STORED RECORDS »
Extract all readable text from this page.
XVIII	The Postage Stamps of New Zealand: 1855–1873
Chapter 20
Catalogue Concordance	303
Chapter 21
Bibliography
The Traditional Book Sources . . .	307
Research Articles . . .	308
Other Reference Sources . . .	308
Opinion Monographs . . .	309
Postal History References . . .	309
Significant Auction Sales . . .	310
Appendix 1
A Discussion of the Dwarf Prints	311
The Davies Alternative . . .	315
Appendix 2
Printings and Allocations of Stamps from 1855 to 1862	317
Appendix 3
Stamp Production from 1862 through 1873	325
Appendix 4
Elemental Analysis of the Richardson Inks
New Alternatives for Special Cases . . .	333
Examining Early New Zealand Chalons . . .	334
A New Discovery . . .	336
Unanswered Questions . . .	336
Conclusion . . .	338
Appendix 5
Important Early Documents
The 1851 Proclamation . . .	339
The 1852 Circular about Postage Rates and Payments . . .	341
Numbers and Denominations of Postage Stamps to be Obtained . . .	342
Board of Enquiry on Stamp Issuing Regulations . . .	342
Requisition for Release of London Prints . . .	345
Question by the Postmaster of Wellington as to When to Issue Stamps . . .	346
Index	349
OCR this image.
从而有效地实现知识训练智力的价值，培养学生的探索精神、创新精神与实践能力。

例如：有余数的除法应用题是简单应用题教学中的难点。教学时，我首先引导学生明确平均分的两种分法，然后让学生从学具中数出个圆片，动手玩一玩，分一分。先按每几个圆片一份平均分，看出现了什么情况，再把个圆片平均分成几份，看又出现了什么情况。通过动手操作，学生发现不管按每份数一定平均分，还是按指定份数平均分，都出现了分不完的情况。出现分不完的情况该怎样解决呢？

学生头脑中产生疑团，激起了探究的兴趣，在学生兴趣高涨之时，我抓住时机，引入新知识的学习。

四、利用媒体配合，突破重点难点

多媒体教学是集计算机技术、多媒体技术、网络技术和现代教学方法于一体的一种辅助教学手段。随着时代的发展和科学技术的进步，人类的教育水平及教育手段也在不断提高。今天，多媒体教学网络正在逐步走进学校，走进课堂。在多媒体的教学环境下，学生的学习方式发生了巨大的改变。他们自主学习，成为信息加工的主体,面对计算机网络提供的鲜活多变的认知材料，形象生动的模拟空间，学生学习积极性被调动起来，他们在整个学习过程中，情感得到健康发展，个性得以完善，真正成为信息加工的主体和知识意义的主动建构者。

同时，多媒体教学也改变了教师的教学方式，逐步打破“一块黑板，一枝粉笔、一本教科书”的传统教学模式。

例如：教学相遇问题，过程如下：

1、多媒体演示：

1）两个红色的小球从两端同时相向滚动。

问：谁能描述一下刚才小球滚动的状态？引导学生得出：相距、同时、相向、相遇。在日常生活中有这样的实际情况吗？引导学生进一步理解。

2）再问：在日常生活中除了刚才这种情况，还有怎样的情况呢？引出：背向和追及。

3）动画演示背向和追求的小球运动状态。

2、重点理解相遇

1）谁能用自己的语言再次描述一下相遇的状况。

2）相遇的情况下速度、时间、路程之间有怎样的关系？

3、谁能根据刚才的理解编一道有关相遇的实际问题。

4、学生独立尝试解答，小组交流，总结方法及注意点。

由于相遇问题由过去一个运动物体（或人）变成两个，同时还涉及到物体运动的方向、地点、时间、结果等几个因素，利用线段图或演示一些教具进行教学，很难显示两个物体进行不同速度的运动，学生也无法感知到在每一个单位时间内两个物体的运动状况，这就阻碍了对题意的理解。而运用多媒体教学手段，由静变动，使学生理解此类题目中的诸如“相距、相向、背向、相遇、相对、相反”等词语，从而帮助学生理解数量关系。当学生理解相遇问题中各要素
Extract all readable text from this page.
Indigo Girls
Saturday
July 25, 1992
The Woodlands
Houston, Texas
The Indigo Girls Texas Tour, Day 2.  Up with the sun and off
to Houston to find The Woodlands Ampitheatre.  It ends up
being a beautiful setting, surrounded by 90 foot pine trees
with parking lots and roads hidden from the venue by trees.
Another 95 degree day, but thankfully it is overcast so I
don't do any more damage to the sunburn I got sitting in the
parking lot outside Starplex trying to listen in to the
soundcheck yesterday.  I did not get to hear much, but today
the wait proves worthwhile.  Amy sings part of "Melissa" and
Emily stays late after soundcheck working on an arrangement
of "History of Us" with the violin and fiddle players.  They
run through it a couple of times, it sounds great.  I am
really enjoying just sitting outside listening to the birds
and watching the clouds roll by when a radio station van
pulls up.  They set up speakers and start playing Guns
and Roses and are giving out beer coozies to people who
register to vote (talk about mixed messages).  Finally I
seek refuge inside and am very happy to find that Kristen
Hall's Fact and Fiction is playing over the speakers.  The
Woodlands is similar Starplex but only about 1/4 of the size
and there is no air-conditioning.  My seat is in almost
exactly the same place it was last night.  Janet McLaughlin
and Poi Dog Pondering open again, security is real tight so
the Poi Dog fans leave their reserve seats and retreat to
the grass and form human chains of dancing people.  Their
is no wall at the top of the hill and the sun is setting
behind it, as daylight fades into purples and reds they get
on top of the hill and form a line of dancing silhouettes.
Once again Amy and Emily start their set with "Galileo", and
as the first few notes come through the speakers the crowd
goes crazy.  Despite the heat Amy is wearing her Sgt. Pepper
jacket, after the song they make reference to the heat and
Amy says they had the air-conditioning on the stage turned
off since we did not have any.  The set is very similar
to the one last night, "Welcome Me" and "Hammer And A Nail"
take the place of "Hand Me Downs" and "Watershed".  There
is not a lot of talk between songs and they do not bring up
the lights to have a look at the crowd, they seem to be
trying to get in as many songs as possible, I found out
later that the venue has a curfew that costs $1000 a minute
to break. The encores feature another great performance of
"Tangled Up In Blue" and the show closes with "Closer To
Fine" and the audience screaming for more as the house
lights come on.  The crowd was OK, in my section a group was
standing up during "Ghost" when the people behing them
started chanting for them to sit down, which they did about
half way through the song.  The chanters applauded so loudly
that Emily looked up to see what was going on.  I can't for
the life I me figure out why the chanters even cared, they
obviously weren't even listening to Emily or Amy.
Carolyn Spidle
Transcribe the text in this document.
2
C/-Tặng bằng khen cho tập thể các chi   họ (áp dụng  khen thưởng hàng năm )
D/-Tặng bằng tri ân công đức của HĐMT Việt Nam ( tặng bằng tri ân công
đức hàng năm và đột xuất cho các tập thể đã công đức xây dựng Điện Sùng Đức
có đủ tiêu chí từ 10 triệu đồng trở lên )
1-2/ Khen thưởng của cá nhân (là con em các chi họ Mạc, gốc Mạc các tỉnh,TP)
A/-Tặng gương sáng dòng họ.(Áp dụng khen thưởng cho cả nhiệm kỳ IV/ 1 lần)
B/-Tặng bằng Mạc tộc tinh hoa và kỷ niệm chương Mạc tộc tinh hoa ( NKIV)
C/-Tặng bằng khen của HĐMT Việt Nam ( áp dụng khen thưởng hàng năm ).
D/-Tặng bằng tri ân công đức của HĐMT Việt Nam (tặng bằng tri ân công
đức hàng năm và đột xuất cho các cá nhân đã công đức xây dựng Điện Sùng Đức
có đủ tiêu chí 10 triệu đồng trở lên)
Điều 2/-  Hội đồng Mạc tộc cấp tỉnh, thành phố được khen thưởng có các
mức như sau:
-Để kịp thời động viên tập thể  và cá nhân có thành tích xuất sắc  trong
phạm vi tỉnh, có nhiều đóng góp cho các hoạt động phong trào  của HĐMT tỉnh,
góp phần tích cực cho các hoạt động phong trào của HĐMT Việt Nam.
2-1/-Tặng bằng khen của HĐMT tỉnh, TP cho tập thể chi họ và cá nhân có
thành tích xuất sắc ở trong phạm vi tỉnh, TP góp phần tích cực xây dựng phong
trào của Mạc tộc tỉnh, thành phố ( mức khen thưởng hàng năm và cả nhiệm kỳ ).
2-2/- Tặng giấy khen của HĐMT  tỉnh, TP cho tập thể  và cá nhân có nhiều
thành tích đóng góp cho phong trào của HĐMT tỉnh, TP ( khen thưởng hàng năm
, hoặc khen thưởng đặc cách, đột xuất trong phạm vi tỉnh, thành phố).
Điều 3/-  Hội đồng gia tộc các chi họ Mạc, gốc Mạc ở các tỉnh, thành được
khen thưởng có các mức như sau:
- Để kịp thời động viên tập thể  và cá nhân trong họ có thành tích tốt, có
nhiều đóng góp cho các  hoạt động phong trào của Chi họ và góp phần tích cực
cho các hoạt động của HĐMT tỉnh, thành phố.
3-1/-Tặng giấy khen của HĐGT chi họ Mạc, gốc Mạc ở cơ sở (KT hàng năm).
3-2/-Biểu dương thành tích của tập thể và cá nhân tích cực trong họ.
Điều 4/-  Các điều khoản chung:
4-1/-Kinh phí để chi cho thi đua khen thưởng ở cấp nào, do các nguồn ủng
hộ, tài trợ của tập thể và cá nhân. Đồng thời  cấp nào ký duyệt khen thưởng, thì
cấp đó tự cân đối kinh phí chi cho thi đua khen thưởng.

TASK PROMPT » Only lines with the word "speakers" should be collected from the material.

FINAL RESULT »
pulls up.  They set up speakers and start playing Guns
Hall's Fact and Fiction is playing over the speakers.  The
as the first few notes come through the speakers the crowd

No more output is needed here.